GIVEN PROBLEM - Check each line of the records below and collect those that include the word "posteljicu".

═════ DATASET RECORDS ═════

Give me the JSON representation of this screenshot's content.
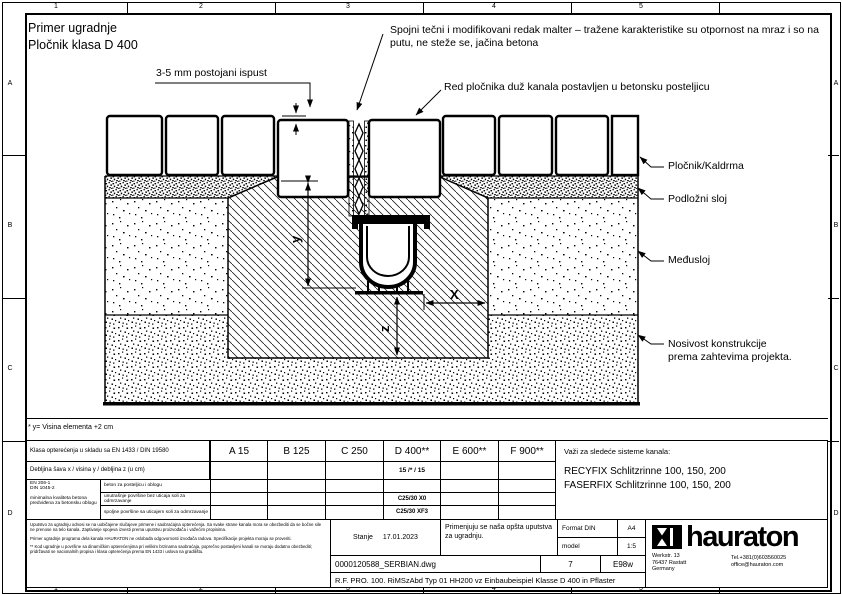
{
  "drawing_header": {
    "title_line1": "Primer ugradnje",
    "title_line2": "Pločnik klasa D 400"
  },
  "annotations": {
    "joint_mortar": "Spojni tečni i modifikovani redak malter – tražene karakteristike su otpornost na mraz i so na putu, ne steže se, jačina betona",
    "gap": "3-5 mm postojani ispust",
    "paver_row": "Red pločnika duž kanala postavljen u betonsku posteljicu",
    "pavement": "Pločnik/Kaldrma",
    "bedding": "Podložni sloj",
    "interlayer": "Međusloj",
    "bearing_line1": "Nosivost konstrukcije",
    "bearing_line2": "prema zahtevima projekta."
  },
  "dimensions": {
    "x": "X",
    "y": "y",
    "z": "z"
  },
  "footnote": "* y= Visina elementa +2 cm",
  "load_table": {
    "class_row_label": "Klasa opterećenja u skladu sa EN 1433 / DIN 19580",
    "classes": [
      "A 15",
      "B 125",
      "C 250",
      "D 400**",
      "E 600**",
      "F 900**"
    ],
    "dims_row_label": "Debljina šava x / visina y / debljina z (u cm)",
    "dims_d400": "15 /* / 15",
    "norm_line1": "EN 206-1",
    "norm_line2": "DIN 1045-2",
    "norm_note": "minimalna kvaliteta betona predviđena za betonsku oblogu",
    "concrete_rows": [
      {
        "label": "beton za posteljicu i oblogu",
        "d400": ""
      },
      {
        "label": "unutrašnje površine bez uticaja soli za odmrzavanje",
        "d400": "C25/30 X0"
      },
      {
        "label": "spoljne površine sa uticajem soli za odmrzavanje",
        "d400": "C25/30 XF3"
      }
    ]
  },
  "systems": {
    "heading": "Važi za sledeće sisteme kanala:",
    "items": [
      "RECYFIX Schlitzrinne 100, 150, 200",
      "FASERFIX Schlitzrinne 100, 150, 200"
    ]
  },
  "title_block": {
    "disclaimer_p1": "Uputstvo za ugradnju odnosi se na uobičajene slučajeve primene i saobraćajna opterećenja. Sa svake strane kanala mora se obezbediti da se bočne sile ne prenose na telo kanala. Zaptivanje spojeva izvesti prema uputstvu proizvođača i važećim propisima.",
    "disclaimer_p2": "Primer ugradnje programa dela kanala HAURATON ne oslobađa odgovornosti izvođača radova. Specifikacije projekta moraju se proveriti.",
    "disclaimer_p3": "** Kod ugradnje u površine sa dinamičkim opterećenjima pri velikim brzinama saobraćaja, poprečno postavljeni kanali se moraju dodatno obezbediti; pridržavati se nacionalnih propisa i klasa opterećenja prema EN 1433 i uslova na gradilištu.",
    "status_label": "Stanje",
    "status_date": "17.01.2023",
    "note": "Primenjuju se naša opšta uputstva za ugradnju.",
    "format_label": "Format DIN",
    "format_value": "A4",
    "scale_label": "model",
    "scale_value": "1:5",
    "code": "E98w",
    "file_name": "0000120588_SERBIAN.dwg",
    "sheet_no": "7",
    "doc_title": "R.F. PRO. 100. RiMSzAbd Typ 01 HH200 vz Einbaubeispiel Klasse D 400 in Pflaster",
    "brand": "hauraton",
    "address_line1": "Werkstr. 13",
    "address_line2": "76437 Rastatt",
    "address_line3": "Germany",
    "phone": "Tel.+381(0)603560025",
    "email": "office@hauraton.com"
  },
  "frame": {
    "cols": [
      "1",
      "2",
      "3",
      "4",
      "5"
    ],
    "rows": [
      "A",
      "B",
      "C",
      "D"
    ]
  }
}
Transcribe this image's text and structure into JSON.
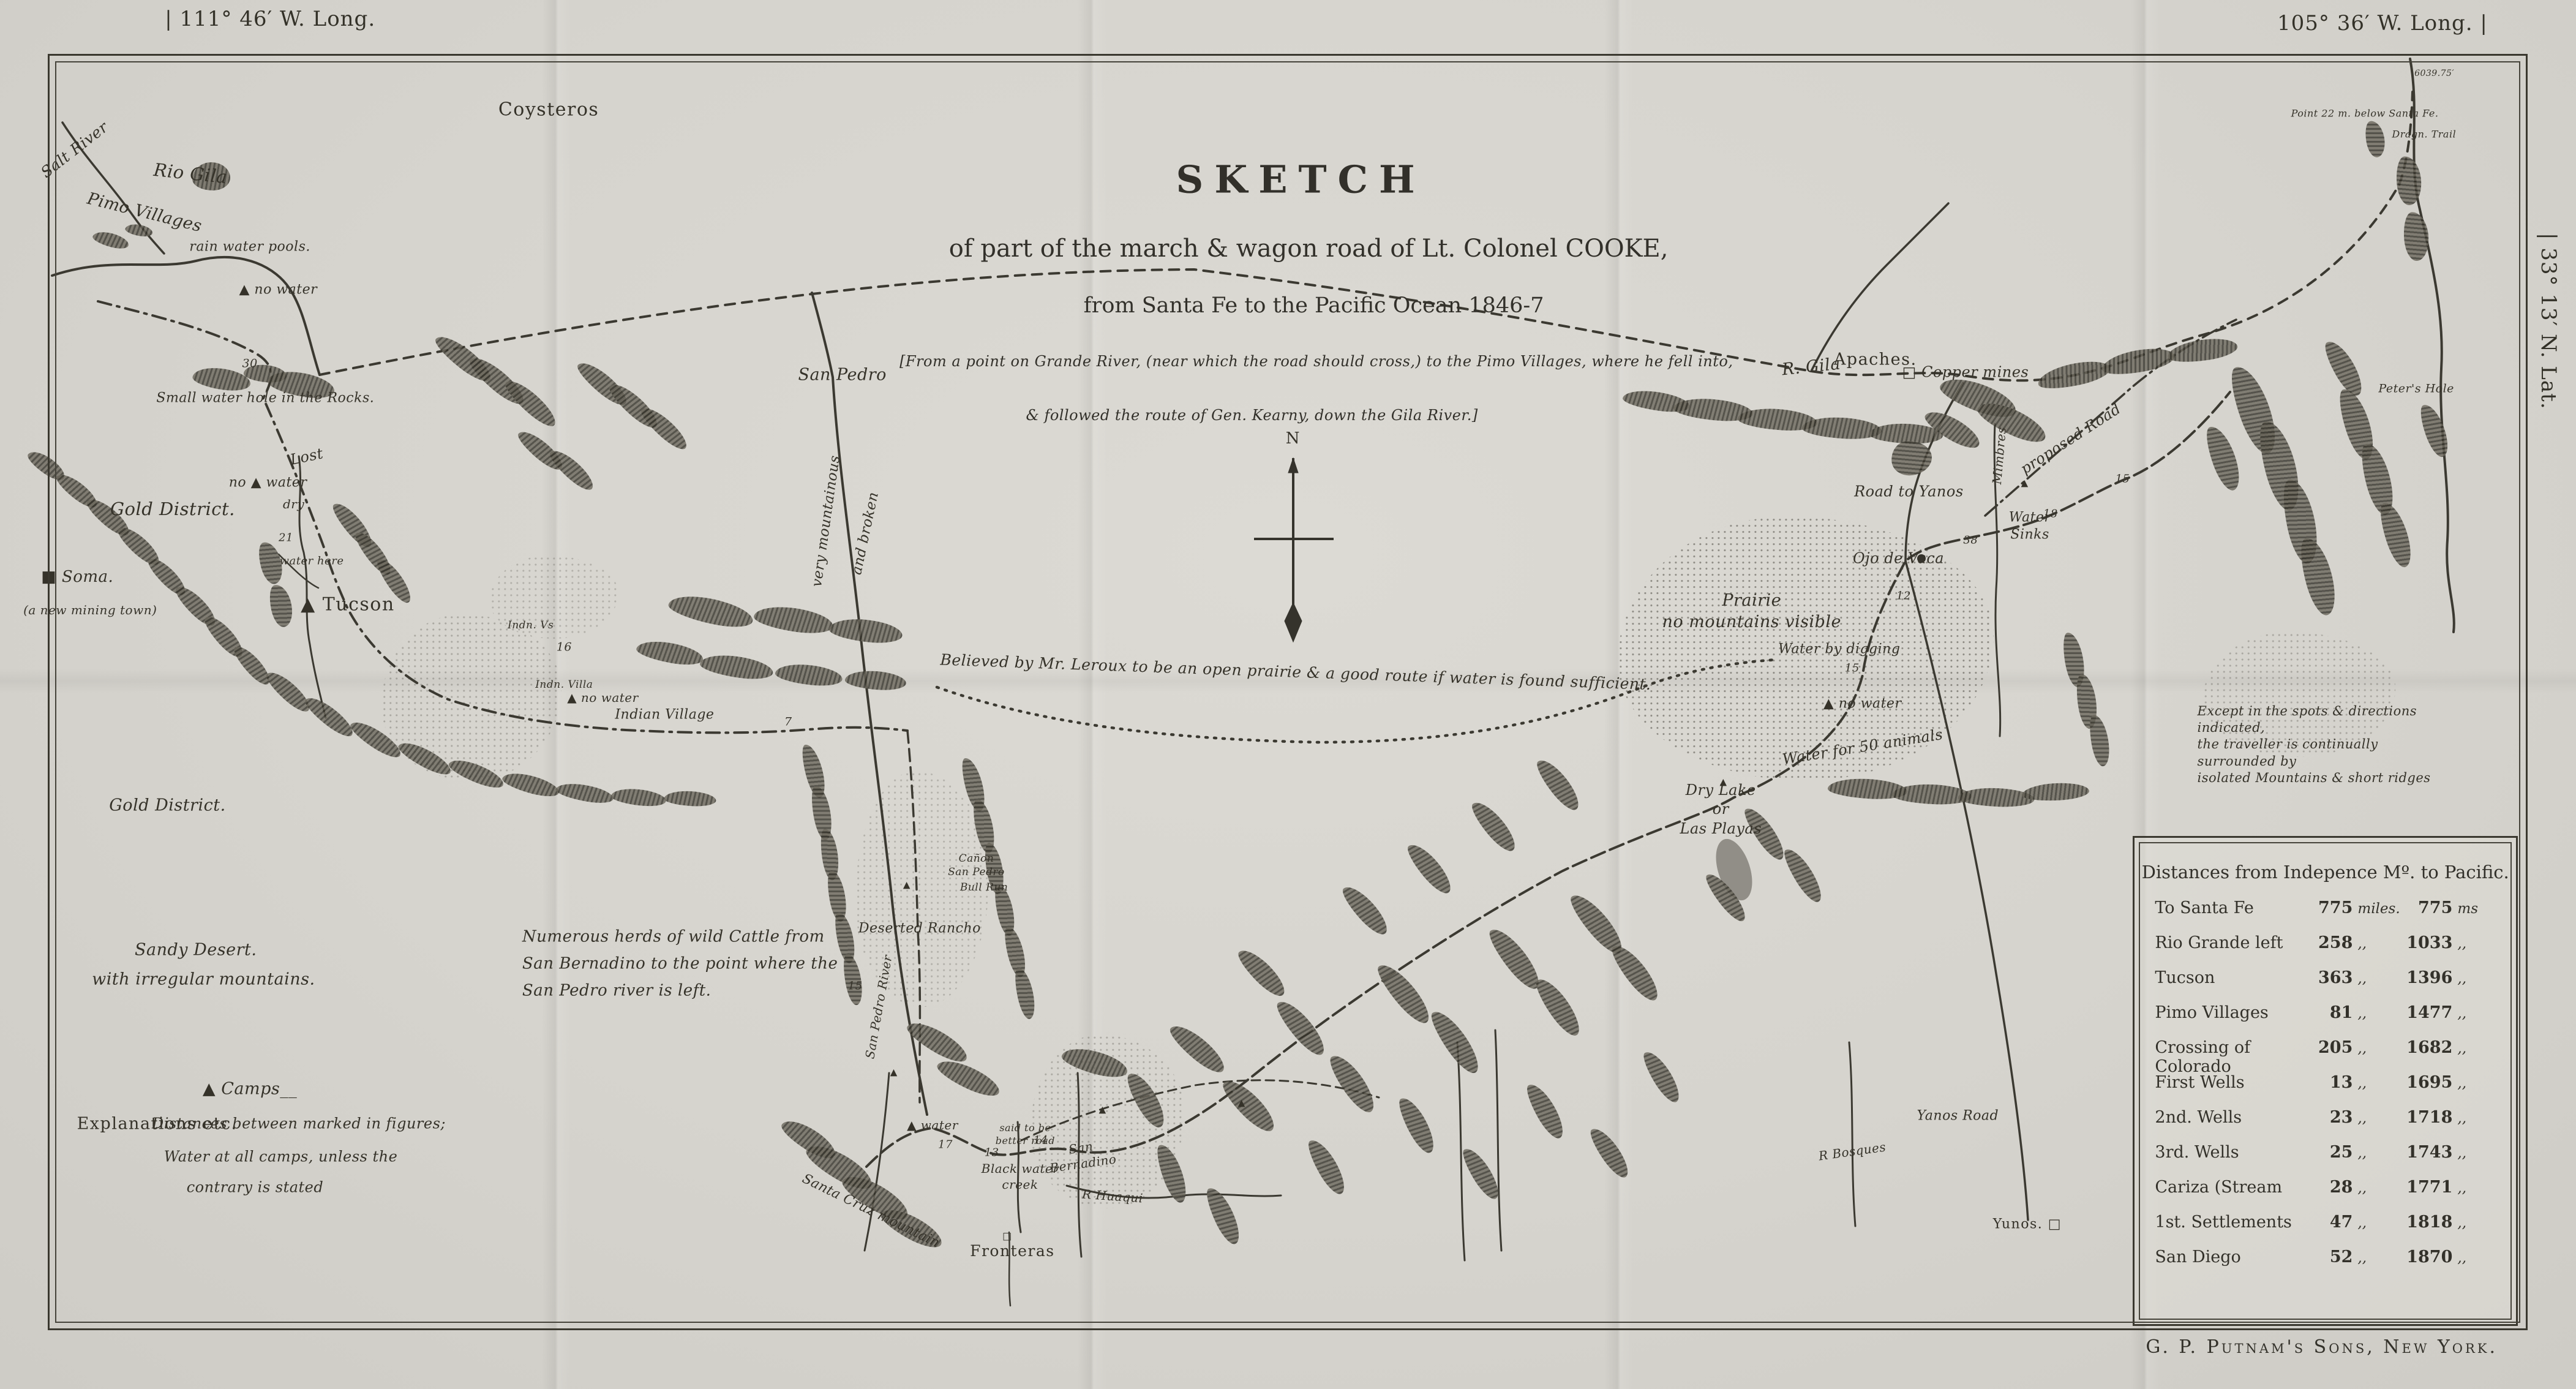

═════

WRITTEN RESPONSE -
    "paver_row": "Red pločnika duž kanala postavljen u betonsku posteljicu",
        "label": "beton za posteljicu i oblogu",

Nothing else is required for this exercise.